• Collection entries

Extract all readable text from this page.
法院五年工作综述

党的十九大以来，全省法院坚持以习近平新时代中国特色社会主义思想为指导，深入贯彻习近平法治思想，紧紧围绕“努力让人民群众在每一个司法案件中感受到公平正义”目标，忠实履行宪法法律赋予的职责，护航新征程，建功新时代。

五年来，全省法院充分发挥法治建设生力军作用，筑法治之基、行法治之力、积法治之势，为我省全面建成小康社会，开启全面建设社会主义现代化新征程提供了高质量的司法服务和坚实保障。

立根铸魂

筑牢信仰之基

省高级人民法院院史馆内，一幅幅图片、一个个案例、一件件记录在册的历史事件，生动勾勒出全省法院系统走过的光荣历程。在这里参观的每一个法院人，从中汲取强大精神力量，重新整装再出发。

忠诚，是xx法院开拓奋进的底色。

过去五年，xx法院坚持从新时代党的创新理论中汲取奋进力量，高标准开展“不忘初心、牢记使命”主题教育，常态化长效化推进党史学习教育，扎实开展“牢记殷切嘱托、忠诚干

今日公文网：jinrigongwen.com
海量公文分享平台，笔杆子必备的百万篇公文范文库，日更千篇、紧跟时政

==

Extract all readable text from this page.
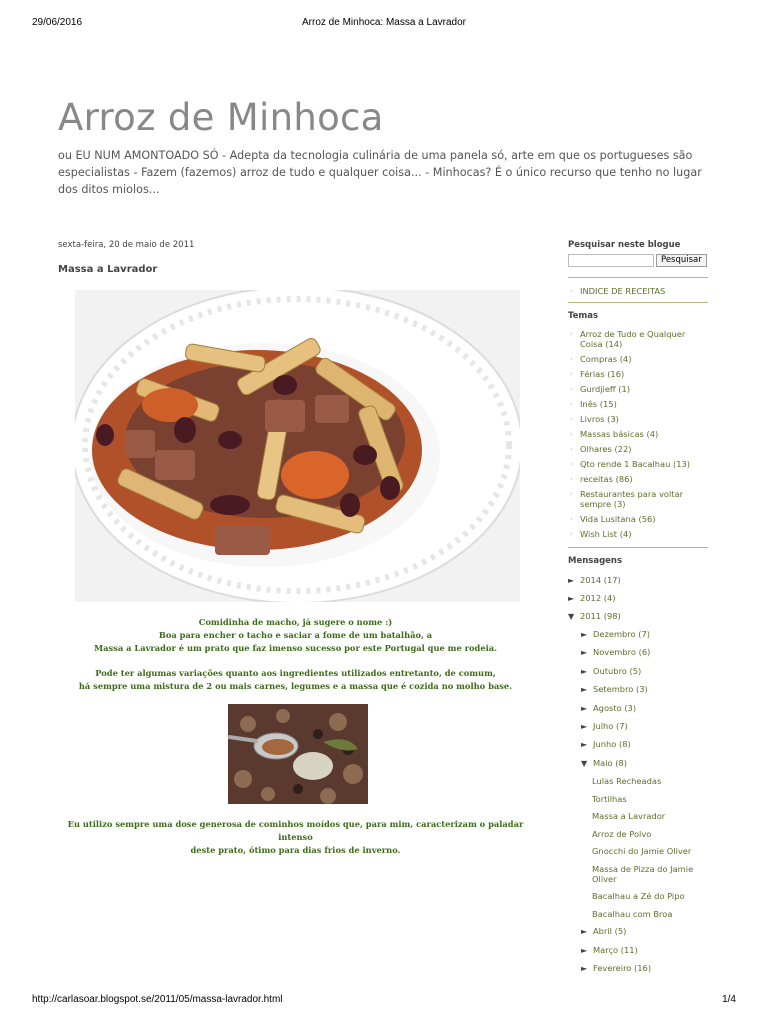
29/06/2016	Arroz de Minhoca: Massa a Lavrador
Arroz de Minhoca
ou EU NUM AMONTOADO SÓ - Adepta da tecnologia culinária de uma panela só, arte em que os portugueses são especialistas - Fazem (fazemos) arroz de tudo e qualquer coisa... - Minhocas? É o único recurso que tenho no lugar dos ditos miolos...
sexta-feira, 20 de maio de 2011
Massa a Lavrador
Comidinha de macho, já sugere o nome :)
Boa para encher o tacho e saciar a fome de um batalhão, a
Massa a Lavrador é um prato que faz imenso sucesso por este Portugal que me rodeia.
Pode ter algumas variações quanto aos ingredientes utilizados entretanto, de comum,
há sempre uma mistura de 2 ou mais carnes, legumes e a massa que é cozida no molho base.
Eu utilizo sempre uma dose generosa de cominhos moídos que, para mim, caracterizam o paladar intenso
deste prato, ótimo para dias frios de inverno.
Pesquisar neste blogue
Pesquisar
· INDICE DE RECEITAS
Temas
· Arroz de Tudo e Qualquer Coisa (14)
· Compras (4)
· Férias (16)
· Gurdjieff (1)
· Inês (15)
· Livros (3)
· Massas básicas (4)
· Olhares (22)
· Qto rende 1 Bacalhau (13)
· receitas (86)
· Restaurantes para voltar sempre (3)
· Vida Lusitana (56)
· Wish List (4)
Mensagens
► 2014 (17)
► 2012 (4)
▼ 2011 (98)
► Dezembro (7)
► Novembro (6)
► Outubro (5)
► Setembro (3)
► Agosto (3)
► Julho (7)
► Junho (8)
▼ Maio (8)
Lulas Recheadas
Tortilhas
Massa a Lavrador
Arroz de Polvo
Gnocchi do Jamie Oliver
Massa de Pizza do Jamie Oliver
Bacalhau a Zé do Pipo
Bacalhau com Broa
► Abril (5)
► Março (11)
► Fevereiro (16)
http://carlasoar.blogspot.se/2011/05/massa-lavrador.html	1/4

• What you are asked to do
Say how many lines in the entries contain the string "Oliver", and say nothing else.

• Complete output
2